**Quoted passage**
1.) They were logistical hubs during WW2 due to location. You didn't mention logistics, but rather industry, twice. There isn't a need to shift the goalposts over such a miniscule matter, by the by. 2.) Not really. Taking German New Guinea with the Australian Naval and Military Expeditionary Force took two ships - Berrima and Kanonwa. Going further up won't need a dramatic increase in shipping. 3.) Absolutely. The Japs were on such a shoestring in @ that pushing through an extra layer will delay and attrit them, figuratively and literally. Truk won't be defended by anything significant, but Rabaul is a decent enough hub directly near Oz that it will get a minimum of the @ force and probably more. 4.) That wasn't my point, which was that even Fiji wasn't defended, so it is unlikely that bally Truk will be. No British islands in the Pacific had garrisons 5.) Correct, but irrelevant as above n 4. 6.) Utterly irrelevant and unrelated to the point, just using the opportunity to go on a pointless anti-British rant. Don't. My point, again, is that the British were at war on the other side of the world, so garrisons in the middle of the Pacific were right down the bottom of the list. My point had nothing to do with bloody Singapore.' 7.) It is a legal issue and the terminology used doesn't need quotation marks, as it is the correct one for the period.
From the Defence Act of 1903, we then had subsequent development in the form of compulsory military training from 1910, which boosted the Militia/Citizen's Military Forces. However, the Defence Act precluded sending conscripts overseas, so there was a need for a volunteer force in WW1 - the AIF. Introduction of conscription was attempted, but the referendum narrowly failed on largely sectarian grounds; this made the idea too much of a hot potato to touch afterwards. Come WW2, the same format was adopted, with volunteers being raised for overseas service and the Militia (perjoratively called the Chockos or chocolate soldiers by the AIF blokes) being enabled for home defence/home service, which included New Guinea. The units weren't under the control of the states, which have no such capacity under the Constitution, so there is no scope for federalisation - the world isn't America. There was conscription in WW2, but considerable opposition to absolute carte blanche conscription, especially within the governing Labor Party, so that the compromise of gradual amendments to the DA were carried out allowing the deployment of conscripts further north.' 8.) No. There was no reason to push north through it or to operate there full stop. As said, they aren't pushing to the Philippines or to the Marianas; the British plans for war with Japan were naturally different to the Americans.
9.) Here you are just waffling off on a ranting tangent. Regardless of accuracy, once we strip away the personal bias, it does not change the point nor counter it. It is the epitome of an unnecessary coda to what had largely stuck to the topic at that point.

**Extracted records**
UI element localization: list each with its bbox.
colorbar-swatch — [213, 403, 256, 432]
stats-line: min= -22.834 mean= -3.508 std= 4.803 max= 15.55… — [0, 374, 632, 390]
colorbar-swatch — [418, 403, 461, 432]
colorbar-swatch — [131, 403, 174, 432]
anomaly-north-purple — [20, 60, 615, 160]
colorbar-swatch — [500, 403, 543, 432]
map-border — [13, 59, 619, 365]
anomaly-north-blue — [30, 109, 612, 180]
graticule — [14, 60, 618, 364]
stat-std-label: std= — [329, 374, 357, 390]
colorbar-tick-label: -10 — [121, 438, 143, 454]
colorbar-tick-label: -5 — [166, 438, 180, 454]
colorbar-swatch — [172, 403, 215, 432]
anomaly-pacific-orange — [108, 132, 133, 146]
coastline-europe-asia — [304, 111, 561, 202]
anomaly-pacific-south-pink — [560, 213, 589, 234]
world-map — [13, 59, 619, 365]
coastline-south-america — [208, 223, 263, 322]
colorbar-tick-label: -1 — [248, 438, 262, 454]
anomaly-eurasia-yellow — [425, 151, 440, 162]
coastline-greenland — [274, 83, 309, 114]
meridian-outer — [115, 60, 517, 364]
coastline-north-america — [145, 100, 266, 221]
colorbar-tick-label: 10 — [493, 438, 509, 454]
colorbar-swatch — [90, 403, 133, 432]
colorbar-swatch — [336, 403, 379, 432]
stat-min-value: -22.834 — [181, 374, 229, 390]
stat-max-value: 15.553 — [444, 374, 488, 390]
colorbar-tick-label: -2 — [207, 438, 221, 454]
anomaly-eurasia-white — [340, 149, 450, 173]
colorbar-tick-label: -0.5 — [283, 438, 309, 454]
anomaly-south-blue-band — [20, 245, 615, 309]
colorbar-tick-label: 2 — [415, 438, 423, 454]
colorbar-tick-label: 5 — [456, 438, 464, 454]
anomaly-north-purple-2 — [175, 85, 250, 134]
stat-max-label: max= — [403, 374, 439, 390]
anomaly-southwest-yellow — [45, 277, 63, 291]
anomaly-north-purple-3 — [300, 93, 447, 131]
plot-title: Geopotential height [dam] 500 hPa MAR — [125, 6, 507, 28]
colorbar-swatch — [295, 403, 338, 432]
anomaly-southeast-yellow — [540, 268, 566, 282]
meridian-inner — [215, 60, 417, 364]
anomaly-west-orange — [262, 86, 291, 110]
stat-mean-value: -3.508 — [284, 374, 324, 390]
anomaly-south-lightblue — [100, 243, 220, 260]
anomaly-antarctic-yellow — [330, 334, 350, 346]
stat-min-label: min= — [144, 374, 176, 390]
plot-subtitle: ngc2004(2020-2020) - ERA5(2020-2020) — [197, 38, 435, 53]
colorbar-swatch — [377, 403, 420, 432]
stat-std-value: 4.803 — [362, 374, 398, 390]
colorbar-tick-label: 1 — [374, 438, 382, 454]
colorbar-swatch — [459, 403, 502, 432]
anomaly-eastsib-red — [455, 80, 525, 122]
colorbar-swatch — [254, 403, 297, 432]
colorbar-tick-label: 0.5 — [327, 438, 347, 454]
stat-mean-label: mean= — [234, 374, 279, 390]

**Problem set**
(1) From the passage on Pacific defense, copy word for word everything from "9.) Here you" up to and including "at that point.".
(2) In the passage on Pacific defense, which two ships did the Australian Naval and Military Expeditionary Force use to take German New Guinea?

**Final results**
(1)
9.) Here you are just waffling off on a ranting tangent. Regardless of accuracy, once we strip away the personal bias, it does not change the point nor counter it. It is the epitome of an unnecessary coda to what had largely stuck to the topic at that point.

(2) Berrima and Kanonwa